Output every entry exactly as written, skipping any pictures.

-- Start --

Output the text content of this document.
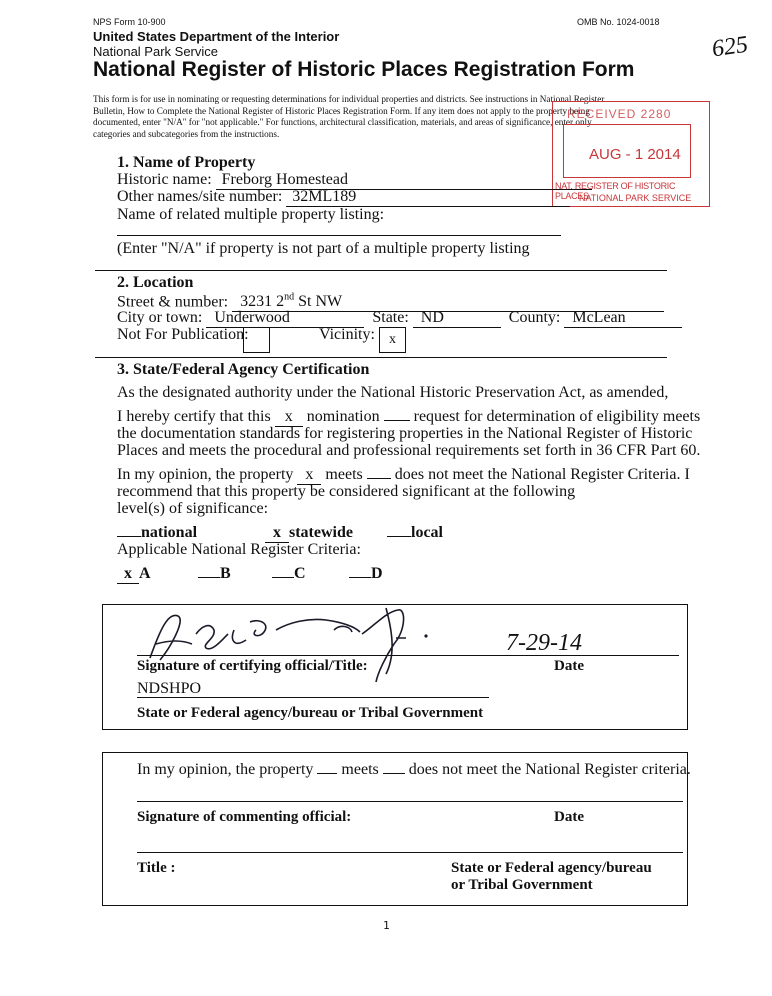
NPS Form 10-900	OMB No. 1024-0018
United States Department of the Interior
National Park Service
National Register of Historic Places Registration Form
625
This form is for use in nominating or requesting determinations for individual properties and districts. See instructions in National Register
Bulletin, How to Complete the National Register of Historic Places Registration Form. If any item does not apply to the property being
documented, enter "N/A" for "not applicable." For functions, architectural classification, materials, and areas of significance, enter only
categories and subcategories from the instructions.
RECEIVED 2280
AUG - 1 2014
NAT. REGISTER OF HISTORIC PLACES
NATIONAL PARK SERVICE
1. Name of Property
Historic name: Freborg Homestead
Other names/site number: 32ML189
Name of related multiple property listing:
(Enter "N/A" if property is not part of a multiple property listing
2. Location
Street & number: 3231 2nd St NW
City or town: Underwood	State: ND	County: McLean
Not For Publication:	Vicinity:	x
3. State/Federal Agency Certification
As the designated authority under the National Historic Preservation Act, as amended,
I hereby certify that this x nomination request for determination of eligibility meets
the documentation standards for registering properties in the National Register of Historic
Places and meets the procedural and professional requirements set forth in 36 CFR Part 60.
In my opinion, the property x meets does not meet the National Register Criteria. I
recommend that this property be considered significant at the following
level(s) of significance:
national	x statewide	local
Applicable National Register Criteria:
x A	B	C	D
7-29-14
Signature of certifying official/Title:	Date
NDSHPO
State or Federal agency/bureau or Tribal Government
In my opinion, the property meets does not meet the National Register criteria.
Signature of commenting official:	Date
Title :	State or Federal agency/bureau
or Tribal Government
1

-- End --

■ **RESULT**:
Output the text content of this document.
NPS Form 10-900	OMB No. 1024-0018
United States Department of the Interior
National Park Service
National Register of Historic Places Registration Form
625
This form is for use in nominating or requesting determinations for individual properties and districts. See instructions in National Register
Bulletin, How to Complete the National Register of Historic Places Registration Form. If any item does not apply to the property being
documented, enter "N/A" for "not applicable." For functions, architectural classification, materials, and areas of significance, enter only
categories and subcategories from the instructions.
RECEIVED 2280
AUG - 1 2014
NAT. REGISTER OF HISTORIC PLACES
NATIONAL PARK SERVICE
1. Name of Property
Historic name: Freborg Homestead
Other names/site number: 32ML189
Name of related multiple property listing:
(Enter "N/A" if property is not part of a multiple property listing
2. Location
Street & number: 3231 2nd St NW
City or town: Underwood	State: ND	County: McLean
Not For Publication:	Vicinity:	x
3. State/Federal Agency Certification
As the designated authority under the National Historic Preservation Act, as amended,
I hereby certify that this x nomination request for determination of eligibility meets
the documentation standards for registering properties in the National Register of Historic
Places and meets the procedural and professional requirements set forth in 36 CFR Part 60.
In my opinion, the property x meets does not meet the National Register Criteria. I
recommend that this property be considered significant at the following
level(s) of significance:
national	x statewide	local
Applicable National Register Criteria:
x A	B	C	D
7-29-14
Signature of certifying official/Title:	Date
NDSHPO
State or Federal agency/bureau or Tribal Government
In my opinion, the property meets does not meet the National Register criteria.
Signature of commenting official:	Date
Title :	State or Federal agency/bureau
or Tribal Government
1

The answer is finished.